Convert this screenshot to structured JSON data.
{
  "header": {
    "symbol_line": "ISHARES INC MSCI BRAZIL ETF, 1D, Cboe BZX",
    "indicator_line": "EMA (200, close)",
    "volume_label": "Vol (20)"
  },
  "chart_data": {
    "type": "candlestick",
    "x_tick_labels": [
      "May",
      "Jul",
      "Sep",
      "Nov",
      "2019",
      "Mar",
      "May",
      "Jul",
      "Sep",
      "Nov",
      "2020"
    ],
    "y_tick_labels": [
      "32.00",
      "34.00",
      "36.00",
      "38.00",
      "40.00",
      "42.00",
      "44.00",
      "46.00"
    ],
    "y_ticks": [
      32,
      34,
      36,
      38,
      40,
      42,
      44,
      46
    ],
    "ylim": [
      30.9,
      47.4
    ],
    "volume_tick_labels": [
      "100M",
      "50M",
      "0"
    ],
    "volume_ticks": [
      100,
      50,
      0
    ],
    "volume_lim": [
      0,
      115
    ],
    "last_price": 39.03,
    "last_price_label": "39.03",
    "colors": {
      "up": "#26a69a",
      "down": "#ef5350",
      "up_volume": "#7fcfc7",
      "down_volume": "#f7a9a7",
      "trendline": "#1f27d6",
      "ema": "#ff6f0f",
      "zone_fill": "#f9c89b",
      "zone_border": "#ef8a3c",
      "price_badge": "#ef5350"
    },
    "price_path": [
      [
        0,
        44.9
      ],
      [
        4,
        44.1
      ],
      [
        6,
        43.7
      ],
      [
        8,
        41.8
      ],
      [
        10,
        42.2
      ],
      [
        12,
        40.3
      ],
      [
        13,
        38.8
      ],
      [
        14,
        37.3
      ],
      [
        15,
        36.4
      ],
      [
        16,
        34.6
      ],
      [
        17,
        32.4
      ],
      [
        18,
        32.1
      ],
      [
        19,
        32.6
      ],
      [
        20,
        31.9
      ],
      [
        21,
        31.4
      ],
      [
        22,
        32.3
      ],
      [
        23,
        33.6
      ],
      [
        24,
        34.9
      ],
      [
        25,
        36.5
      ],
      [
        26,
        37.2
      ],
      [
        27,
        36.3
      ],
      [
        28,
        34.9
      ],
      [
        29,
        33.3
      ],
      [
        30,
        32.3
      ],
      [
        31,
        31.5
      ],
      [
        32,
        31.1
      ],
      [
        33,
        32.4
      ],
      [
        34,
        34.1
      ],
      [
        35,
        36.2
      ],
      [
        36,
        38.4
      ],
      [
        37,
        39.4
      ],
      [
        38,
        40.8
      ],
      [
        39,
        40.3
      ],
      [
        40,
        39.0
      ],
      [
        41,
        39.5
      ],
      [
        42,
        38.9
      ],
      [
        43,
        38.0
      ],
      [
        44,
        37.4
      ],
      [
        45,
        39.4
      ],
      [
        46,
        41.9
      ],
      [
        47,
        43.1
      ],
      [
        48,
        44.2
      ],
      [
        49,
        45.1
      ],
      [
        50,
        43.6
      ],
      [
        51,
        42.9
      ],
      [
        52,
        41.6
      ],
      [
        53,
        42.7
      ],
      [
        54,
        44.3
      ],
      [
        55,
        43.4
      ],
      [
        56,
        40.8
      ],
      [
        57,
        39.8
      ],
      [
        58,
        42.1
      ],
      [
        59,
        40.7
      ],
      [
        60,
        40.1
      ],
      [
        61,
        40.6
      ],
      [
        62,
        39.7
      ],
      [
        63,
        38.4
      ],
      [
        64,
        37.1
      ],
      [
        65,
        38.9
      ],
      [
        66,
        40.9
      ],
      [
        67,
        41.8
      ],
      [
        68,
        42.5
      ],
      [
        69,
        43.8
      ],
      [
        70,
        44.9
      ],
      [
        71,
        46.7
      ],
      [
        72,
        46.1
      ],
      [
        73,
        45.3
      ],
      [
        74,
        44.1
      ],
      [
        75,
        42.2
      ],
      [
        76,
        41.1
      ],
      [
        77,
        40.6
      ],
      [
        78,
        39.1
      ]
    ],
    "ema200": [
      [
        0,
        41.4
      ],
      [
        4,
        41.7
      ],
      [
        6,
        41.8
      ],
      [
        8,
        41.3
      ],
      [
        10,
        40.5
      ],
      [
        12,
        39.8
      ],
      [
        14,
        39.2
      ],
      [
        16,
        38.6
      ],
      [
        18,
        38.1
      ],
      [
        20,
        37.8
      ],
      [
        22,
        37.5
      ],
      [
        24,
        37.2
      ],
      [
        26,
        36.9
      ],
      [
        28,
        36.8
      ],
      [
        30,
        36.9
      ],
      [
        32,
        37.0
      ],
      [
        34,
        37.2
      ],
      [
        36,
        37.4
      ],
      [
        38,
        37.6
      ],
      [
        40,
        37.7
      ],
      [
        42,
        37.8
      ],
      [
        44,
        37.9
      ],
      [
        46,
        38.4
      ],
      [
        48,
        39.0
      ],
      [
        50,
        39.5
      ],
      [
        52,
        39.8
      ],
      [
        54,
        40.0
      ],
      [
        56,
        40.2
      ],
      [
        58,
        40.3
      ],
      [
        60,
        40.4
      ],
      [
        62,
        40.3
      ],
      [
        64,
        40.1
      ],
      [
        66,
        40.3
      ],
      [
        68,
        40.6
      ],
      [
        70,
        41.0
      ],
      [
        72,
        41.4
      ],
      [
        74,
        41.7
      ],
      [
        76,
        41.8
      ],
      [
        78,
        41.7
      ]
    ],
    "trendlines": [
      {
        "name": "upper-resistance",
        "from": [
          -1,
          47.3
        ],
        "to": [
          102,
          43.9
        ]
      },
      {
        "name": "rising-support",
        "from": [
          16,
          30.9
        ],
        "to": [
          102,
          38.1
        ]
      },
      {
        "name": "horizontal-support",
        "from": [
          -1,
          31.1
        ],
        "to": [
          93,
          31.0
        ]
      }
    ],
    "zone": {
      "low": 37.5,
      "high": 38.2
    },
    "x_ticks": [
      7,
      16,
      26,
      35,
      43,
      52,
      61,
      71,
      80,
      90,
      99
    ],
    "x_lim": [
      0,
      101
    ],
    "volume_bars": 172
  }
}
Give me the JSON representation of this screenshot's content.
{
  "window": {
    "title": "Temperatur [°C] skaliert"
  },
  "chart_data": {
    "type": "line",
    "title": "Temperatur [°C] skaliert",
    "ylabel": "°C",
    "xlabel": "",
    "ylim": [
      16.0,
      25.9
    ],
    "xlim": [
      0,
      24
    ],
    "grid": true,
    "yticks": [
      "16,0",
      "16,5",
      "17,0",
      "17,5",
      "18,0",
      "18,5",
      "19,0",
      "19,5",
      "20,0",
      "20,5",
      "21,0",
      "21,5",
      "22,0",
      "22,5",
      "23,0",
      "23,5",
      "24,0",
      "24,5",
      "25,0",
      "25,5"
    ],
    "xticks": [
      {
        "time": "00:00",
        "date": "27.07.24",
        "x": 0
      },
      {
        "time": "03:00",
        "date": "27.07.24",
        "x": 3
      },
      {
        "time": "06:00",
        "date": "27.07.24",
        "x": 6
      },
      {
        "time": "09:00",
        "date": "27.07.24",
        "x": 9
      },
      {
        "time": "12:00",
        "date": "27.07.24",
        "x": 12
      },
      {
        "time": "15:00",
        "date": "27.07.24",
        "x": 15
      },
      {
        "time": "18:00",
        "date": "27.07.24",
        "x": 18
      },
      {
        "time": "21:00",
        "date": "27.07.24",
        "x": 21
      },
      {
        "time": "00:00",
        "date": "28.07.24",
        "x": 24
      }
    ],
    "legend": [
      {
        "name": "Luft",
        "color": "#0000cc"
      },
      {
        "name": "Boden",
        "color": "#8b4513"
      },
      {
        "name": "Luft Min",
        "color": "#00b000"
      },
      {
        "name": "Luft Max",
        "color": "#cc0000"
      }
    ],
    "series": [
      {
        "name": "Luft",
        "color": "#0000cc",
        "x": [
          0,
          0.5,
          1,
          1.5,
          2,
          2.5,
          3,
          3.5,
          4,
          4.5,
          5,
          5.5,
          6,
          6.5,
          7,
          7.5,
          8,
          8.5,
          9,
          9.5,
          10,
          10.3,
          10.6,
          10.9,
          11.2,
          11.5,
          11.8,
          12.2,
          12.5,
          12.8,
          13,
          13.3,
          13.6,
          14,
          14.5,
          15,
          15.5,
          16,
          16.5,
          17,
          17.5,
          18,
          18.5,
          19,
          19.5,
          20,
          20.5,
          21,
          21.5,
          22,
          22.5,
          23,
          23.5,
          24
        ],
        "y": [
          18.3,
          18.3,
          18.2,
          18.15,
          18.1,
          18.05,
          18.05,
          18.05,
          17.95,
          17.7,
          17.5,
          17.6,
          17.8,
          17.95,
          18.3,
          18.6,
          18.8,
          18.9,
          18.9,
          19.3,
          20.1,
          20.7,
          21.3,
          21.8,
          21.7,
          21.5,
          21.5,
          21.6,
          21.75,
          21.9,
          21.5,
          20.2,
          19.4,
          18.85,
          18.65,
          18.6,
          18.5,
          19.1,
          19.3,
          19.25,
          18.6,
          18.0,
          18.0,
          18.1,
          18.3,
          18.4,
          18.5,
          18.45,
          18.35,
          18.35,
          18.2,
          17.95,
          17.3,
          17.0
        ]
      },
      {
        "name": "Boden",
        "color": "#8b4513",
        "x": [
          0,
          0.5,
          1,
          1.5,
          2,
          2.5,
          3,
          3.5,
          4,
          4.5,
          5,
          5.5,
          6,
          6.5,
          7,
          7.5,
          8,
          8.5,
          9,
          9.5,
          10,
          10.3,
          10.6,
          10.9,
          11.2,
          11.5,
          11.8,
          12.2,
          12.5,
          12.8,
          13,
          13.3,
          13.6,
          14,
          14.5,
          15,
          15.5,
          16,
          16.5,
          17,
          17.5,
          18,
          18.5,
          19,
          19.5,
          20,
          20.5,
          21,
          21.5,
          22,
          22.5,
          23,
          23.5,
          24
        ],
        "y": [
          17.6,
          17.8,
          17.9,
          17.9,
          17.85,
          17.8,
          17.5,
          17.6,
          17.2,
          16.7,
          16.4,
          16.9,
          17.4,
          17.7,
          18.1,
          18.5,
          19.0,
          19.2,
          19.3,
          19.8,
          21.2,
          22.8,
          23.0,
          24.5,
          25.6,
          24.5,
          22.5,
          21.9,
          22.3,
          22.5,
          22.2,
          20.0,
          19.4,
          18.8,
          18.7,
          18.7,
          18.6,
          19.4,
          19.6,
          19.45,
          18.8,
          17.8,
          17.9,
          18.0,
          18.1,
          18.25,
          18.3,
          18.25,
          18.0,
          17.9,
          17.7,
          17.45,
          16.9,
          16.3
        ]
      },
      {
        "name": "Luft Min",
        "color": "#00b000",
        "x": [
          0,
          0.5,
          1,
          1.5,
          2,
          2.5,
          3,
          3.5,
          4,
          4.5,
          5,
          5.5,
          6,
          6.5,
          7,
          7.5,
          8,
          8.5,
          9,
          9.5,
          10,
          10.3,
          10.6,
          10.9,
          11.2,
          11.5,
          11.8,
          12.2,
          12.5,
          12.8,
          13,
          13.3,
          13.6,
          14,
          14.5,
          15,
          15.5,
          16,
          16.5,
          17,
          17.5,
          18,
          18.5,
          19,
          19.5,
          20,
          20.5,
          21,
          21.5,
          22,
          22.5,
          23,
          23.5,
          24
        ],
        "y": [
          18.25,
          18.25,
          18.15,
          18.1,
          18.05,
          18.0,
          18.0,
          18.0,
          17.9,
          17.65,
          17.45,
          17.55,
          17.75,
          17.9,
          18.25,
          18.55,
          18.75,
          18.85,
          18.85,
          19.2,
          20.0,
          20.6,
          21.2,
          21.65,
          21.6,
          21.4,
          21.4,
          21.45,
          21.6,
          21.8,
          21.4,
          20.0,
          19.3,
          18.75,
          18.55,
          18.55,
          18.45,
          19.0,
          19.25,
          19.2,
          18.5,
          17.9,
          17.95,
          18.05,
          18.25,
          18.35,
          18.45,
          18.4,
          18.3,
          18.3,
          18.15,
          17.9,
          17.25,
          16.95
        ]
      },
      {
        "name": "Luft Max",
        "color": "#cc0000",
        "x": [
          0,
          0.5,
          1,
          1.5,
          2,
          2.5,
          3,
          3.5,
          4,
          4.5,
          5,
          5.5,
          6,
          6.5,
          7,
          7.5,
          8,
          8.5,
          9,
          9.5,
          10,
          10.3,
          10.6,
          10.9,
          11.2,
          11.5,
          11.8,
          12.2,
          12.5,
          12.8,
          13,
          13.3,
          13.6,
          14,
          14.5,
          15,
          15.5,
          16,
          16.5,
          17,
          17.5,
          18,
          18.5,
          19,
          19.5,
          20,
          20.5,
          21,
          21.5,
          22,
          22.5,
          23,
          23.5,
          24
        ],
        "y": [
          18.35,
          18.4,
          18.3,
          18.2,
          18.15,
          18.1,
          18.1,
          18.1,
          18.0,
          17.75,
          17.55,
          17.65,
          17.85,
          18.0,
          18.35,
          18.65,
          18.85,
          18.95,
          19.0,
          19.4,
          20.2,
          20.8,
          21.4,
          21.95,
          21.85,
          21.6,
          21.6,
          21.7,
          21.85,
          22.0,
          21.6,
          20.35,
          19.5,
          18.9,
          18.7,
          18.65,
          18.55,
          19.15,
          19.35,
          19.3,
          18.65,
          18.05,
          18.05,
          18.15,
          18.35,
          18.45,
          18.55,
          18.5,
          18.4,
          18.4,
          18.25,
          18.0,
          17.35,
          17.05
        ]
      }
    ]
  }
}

> Written request:
Take every line from the data above that holds "title" and copy it out.

> Solution for this task:
    "title": "Temperatur [°C] skaliert"
    "title": "Temperatur [°C] skaliert",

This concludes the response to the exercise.